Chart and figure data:
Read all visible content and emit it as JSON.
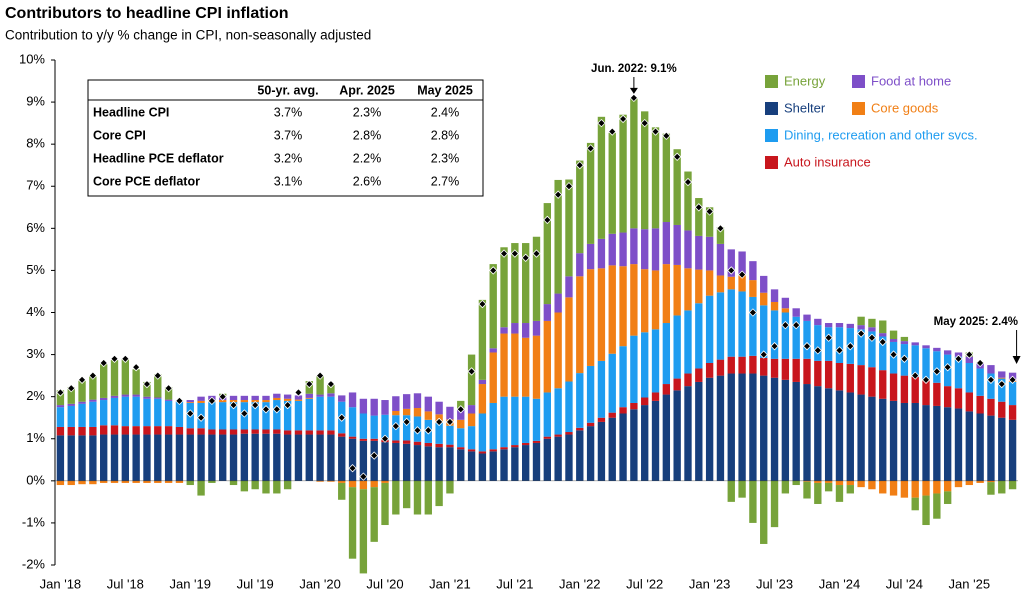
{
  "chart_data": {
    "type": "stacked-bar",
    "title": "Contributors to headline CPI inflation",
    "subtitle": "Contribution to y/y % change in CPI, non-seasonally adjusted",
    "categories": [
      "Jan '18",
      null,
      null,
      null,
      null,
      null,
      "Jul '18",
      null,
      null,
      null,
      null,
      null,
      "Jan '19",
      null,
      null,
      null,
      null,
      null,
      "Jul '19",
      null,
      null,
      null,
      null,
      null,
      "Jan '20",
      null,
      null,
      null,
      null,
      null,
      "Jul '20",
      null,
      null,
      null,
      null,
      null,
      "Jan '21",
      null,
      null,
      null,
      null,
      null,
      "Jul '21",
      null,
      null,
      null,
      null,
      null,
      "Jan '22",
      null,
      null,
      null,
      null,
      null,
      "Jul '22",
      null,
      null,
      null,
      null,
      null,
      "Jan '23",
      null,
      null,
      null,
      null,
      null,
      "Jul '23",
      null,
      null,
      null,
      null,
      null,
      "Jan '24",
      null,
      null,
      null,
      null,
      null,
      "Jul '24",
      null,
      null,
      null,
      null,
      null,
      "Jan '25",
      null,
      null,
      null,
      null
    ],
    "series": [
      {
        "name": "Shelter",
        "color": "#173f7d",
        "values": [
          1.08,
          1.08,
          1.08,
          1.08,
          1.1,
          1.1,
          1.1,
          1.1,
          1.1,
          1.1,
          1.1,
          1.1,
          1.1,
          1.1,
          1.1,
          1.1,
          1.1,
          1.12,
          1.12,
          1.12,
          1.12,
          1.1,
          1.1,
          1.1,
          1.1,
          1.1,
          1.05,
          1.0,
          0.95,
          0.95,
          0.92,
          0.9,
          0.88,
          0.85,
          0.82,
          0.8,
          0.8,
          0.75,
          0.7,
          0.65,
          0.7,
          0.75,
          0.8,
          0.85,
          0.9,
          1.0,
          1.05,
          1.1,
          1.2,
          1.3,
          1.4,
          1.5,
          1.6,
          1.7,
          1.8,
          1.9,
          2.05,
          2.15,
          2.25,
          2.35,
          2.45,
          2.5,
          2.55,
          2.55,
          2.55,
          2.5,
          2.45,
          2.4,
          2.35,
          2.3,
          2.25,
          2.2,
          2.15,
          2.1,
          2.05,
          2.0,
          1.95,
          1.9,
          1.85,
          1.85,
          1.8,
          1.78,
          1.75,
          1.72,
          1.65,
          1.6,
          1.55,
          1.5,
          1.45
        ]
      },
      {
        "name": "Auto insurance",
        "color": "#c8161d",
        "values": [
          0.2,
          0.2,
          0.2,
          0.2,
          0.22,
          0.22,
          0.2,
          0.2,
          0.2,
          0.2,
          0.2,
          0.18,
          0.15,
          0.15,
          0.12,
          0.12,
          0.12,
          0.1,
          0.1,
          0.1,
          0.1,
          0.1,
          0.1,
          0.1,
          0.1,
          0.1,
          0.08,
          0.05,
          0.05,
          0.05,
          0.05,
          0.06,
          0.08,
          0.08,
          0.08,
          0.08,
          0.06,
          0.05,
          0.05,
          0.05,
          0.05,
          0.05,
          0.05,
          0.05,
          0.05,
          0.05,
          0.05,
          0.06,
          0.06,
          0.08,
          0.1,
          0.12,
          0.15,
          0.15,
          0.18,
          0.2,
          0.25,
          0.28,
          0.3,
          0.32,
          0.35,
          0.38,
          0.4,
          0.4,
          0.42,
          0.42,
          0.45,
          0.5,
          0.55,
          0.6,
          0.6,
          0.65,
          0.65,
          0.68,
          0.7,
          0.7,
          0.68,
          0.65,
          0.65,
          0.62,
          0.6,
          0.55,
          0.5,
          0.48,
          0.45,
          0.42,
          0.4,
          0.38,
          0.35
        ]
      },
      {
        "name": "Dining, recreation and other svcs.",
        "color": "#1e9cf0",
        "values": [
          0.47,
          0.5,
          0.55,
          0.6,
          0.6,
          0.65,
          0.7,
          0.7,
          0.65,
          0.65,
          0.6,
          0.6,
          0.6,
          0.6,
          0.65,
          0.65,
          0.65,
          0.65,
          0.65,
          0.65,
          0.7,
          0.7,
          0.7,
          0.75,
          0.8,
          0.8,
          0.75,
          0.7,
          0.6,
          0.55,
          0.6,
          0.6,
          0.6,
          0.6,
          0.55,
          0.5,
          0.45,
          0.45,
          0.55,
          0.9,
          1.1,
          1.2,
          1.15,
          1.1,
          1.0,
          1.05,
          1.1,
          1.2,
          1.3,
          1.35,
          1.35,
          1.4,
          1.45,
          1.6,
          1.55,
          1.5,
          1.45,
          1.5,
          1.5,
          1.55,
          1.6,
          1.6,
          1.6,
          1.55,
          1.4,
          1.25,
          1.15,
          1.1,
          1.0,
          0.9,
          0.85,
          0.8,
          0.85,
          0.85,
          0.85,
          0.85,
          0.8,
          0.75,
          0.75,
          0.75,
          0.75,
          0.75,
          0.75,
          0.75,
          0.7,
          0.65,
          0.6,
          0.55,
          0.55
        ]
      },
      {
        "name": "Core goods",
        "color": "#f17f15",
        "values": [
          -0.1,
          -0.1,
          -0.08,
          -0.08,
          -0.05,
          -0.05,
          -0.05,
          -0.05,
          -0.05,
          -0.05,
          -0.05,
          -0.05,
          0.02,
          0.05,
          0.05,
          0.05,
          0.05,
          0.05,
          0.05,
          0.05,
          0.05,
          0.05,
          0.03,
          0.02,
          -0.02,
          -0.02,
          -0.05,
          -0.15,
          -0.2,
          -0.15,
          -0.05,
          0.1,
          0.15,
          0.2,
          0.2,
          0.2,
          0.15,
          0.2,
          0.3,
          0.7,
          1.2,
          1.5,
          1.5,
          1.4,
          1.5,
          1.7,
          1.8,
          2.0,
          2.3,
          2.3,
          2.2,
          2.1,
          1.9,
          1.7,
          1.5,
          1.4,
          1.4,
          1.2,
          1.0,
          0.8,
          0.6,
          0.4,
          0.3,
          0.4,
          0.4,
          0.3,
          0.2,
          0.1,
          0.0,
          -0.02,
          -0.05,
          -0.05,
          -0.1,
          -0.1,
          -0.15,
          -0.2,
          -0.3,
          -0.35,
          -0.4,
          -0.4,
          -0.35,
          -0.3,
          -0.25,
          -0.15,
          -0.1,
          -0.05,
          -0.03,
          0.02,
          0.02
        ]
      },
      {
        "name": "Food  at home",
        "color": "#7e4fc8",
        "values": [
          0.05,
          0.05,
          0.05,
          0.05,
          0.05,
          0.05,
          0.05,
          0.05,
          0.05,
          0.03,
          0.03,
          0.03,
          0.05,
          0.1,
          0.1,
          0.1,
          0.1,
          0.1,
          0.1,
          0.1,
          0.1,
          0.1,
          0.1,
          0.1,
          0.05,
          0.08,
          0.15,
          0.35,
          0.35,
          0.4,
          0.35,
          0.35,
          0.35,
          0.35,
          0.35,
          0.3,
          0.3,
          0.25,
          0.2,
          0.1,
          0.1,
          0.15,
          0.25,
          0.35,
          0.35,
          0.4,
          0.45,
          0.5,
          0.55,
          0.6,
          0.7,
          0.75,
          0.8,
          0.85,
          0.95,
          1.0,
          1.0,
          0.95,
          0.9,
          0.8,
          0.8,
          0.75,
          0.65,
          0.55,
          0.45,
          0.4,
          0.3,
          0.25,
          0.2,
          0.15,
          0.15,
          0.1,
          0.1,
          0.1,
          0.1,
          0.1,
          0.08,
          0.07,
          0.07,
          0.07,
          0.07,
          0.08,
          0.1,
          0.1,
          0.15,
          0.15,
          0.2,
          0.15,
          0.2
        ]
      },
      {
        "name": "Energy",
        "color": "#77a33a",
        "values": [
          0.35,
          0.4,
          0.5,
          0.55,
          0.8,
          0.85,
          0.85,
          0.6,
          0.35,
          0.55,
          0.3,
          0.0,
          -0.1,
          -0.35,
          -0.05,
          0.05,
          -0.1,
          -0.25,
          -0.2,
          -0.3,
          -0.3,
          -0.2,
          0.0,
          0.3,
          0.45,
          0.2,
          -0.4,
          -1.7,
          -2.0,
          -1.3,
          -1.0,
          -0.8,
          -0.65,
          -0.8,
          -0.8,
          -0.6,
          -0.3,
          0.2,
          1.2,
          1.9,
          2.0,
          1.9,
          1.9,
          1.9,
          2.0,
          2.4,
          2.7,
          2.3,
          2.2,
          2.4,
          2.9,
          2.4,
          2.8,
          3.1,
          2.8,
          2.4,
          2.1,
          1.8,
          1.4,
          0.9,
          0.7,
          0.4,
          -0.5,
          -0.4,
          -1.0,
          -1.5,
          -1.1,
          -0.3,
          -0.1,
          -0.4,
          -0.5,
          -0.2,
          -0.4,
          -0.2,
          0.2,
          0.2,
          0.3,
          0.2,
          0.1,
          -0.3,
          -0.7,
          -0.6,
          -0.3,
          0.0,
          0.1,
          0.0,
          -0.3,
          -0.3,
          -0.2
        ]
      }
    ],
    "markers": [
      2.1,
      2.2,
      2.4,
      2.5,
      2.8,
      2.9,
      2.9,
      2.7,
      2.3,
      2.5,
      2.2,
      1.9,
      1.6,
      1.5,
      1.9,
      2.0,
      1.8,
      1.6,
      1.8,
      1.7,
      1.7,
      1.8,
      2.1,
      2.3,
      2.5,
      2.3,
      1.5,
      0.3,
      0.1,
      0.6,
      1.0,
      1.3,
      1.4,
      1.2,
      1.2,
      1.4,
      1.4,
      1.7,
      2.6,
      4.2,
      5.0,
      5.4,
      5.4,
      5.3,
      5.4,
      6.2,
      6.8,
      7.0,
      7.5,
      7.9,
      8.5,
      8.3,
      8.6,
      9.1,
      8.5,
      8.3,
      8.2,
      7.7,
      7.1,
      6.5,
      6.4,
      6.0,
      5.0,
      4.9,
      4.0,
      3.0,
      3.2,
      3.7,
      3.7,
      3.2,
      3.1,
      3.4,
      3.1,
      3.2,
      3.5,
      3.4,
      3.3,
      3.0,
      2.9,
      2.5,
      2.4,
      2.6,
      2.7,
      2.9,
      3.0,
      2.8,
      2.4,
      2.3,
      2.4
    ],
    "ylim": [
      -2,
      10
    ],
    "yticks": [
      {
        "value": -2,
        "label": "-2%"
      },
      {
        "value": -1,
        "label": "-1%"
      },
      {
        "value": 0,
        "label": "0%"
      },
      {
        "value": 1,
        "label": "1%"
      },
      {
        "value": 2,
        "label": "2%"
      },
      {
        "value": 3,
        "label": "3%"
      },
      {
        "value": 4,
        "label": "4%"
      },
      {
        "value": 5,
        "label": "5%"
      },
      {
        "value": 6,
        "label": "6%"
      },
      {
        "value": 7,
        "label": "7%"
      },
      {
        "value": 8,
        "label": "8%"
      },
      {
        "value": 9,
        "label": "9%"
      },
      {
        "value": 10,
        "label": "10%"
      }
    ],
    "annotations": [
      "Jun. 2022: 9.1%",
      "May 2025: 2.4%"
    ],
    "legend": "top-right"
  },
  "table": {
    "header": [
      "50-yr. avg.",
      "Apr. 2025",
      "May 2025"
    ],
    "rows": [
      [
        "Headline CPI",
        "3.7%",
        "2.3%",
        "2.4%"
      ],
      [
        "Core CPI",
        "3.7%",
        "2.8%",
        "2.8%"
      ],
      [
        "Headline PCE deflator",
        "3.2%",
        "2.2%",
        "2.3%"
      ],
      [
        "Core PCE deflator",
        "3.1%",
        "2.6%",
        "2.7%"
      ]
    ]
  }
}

Stated problem: Scan the lines above for "Core", then copy every one that has it.

Written answer:
        "name": "Core goods",
        "Core CPI",
        "Core PCE deflator",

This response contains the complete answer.